- _TASK DESCRIPTION_: Reproduce all entries precisely, down to the last character.
□ □ □ □ □ □ □
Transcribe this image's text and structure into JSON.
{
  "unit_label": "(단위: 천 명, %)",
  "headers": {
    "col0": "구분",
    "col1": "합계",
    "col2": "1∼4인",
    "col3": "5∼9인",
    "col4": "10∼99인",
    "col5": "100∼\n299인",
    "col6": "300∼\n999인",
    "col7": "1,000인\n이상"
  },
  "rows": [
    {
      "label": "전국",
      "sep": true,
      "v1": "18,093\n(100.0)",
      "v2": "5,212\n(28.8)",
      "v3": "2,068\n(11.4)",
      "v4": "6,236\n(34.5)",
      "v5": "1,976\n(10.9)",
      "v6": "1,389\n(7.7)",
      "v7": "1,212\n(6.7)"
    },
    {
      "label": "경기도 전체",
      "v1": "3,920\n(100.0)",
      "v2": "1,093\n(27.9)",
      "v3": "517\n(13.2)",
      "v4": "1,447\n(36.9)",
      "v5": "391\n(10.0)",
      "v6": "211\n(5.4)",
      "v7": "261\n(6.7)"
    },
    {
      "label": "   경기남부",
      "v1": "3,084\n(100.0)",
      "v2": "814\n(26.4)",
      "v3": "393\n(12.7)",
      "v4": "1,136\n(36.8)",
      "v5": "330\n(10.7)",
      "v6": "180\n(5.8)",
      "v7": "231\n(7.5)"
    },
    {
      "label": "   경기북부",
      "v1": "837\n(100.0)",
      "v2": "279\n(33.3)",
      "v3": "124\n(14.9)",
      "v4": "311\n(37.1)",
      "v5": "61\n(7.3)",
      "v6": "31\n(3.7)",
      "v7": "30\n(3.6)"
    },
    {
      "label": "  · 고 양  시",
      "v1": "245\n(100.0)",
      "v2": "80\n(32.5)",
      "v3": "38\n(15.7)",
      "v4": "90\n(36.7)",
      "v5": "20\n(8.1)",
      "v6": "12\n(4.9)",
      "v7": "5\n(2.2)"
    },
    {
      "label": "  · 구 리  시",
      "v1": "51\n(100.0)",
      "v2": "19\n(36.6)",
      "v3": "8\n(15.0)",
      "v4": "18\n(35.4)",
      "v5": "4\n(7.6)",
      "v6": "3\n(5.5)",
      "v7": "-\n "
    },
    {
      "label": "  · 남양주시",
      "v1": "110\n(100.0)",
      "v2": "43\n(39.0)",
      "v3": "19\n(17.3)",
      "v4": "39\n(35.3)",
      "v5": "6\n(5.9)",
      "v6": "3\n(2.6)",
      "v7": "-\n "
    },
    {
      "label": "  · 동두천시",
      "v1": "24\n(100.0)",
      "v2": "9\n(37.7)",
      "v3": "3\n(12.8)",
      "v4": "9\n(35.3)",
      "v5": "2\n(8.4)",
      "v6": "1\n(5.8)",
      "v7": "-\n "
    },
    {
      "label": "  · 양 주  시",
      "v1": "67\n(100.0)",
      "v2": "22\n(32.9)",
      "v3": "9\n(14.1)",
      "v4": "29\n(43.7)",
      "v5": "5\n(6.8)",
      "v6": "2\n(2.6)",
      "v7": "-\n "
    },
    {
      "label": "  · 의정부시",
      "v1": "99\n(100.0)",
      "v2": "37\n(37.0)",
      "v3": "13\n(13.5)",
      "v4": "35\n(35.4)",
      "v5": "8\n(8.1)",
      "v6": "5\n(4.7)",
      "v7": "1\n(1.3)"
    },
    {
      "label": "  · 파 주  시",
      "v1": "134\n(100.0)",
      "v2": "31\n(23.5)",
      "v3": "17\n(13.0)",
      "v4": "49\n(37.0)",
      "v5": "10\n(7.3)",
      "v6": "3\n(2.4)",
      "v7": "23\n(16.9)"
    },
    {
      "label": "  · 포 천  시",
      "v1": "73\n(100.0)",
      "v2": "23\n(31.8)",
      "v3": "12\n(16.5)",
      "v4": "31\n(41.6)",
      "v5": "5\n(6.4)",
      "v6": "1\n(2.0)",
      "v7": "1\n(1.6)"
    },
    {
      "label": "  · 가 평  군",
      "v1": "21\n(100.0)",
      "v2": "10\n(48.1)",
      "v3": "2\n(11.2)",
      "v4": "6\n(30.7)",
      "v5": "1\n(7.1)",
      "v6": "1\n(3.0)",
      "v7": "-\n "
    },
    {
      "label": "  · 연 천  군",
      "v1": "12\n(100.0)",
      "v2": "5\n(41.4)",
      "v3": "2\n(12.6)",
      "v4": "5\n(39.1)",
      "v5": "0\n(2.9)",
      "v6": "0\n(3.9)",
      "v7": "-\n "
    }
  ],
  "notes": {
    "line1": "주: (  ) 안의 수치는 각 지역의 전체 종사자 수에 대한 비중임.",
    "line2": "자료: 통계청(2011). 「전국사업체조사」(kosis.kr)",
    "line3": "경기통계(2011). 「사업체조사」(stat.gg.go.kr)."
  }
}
□ □ □ □ □ □ □
- _EXERCISE RESPONSE_:
Transcribe this image's text and structure into JSON.
{
  "unit_label": "(단위: 천 명, %)",
  "headers": {
    "col0": "구분",
    "col1": "합계",
    "col2": "1∼4인",
    "col3": "5∼9인",
    "col4": "10∼99인",
    "col5": "100∼\n299인",
    "col6": "300∼\n999인",
    "col7": "1,000인\n이상"
  },
  "rows": [
    {
      "label": "전국",
      "sep": true,
      "v1": "18,093\n(100.0)",
      "v2": "5,212\n(28.8)",
      "v3": "2,068\n(11.4)",
      "v4": "6,236\n(34.5)",
      "v5": "1,976\n(10.9)",
      "v6": "1,389\n(7.7)",
      "v7": "1,212\n(6.7)"
    },
    {
      "label": "경기도 전체",
      "v1": "3,920\n(100.0)",
      "v2": "1,093\n(27.9)",
      "v3": "517\n(13.2)",
      "v4": "1,447\n(36.9)",
      "v5": "391\n(10.0)",
      "v6": "211\n(5.4)",
      "v7": "261\n(6.7)"
    },
    {
      "label": "   경기남부",
      "v1": "3,084\n(100.0)",
      "v2": "814\n(26.4)",
      "v3": "393\n(12.7)",
      "v4": "1,136\n(36.8)",
      "v5": "330\n(10.7)",
      "v6": "180\n(5.8)",
      "v7": "231\n(7.5)"
    },
    {
      "label": "   경기북부",
      "v1": "837\n(100.0)",
      "v2": "279\n(33.3)",
      "v3": "124\n(14.9)",
      "v4": "311\n(37.1)",
      "v5": "61\n(7.3)",
      "v6": "31\n(3.7)",
      "v7": "30\n(3.6)"
    },
    {
      "label": "  · 고 양  시",
      "v1": "245\n(100.0)",
      "v2": "80\n(32.5)",
      "v3": "38\n(15.7)",
      "v4": "90\n(36.7)",
      "v5": "20\n(8.1)",
      "v6": "12\n(4.9)",
      "v7": "5\n(2.2)"
    },
    {
      "label": "  · 구 리  시",
      "v1": "51\n(100.0)",
      "v2": "19\n(36.6)",
      "v3": "8\n(15.0)",
      "v4": "18\n(35.4)",
      "v5": "4\n(7.6)",
      "v6": "3\n(5.5)",
      "v7": "-\n "
    },
    {
      "label": "  · 남양주시",
      "v1": "110\n(100.0)",
      "v2": "43\n(39.0)",
      "v3": "19\n(17.3)",
      "v4": "39\n(35.3)",
      "v5": "6\n(5.9)",
      "v6": "3\n(2.6)",
      "v7": "-\n "
    },
    {
      "label": "  · 동두천시",
      "v1": "24\n(100.0)",
      "v2": "9\n(37.7)",
      "v3": "3\n(12.8)",
      "v4": "9\n(35.3)",
      "v5": "2\n(8.4)",
      "v6": "1\n(5.8)",
      "v7": "-\n "
    },
    {
      "label": "  · 양 주  시",
      "v1": "67\n(100.0)",
      "v2": "22\n(32.9)",
      "v3": "9\n(14.1)",
      "v4": "29\n(43.7)",
      "v5": "5\n(6.8)",
      "v6": "2\n(2.6)",
      "v7": "-\n "
    },
    {
      "label": "  · 의정부시",
      "v1": "99\n(100.0)",
      "v2": "37\n(37.0)",
      "v3": "13\n(13.5)",
      "v4": "35\n(35.4)",
      "v5": "8\n(8.1)",
      "v6": "5\n(4.7)",
      "v7": "1\n(1.3)"
    },
    {
      "label": "  · 파 주  시",
      "v1": "134\n(100.0)",
      "v2": "31\n(23.5)",
      "v3": "17\n(13.0)",
      "v4": "49\n(37.0)",
      "v5": "10\n(7.3)",
      "v6": "3\n(2.4)",
      "v7": "23\n(16.9)"
    },
    {
      "label": "  · 포 천  시",
      "v1": "73\n(100.0)",
      "v2": "23\n(31.8)",
      "v3": "12\n(16.5)",
      "v4": "31\n(41.6)",
      "v5": "5\n(6.4)",
      "v6": "1\n(2.0)",
      "v7": "1\n(1.6)"
    },
    {
      "label": "  · 가 평  군",
      "v1": "21\n(100.0)",
      "v2": "10\n(48.1)",
      "v3": "2\n(11.2)",
      "v4": "6\n(30.7)",
      "v5": "1\n(7.1)",
      "v6": "1\n(3.0)",
      "v7": "-\n "
    },
    {
      "label": "  · 연 천  군",
      "v1": "12\n(100.0)",
      "v2": "5\n(41.4)",
      "v3": "2\n(12.6)",
      "v4": "5\n(39.1)",
      "v5": "0\n(2.9)",
      "v6": "0\n(3.9)",
      "v7": "-\n "
    }
  ],
  "notes": {
    "line1": "주: (  ) 안의 수치는 각 지역의 전체 종사자 수에 대한 비중임.",
    "line2": "자료: 통계청(2011). 「전국사업체조사」(kosis.kr)",
    "line3": "경기통계(2011). 「사업체조사」(stat.gg.go.kr)."
  }
}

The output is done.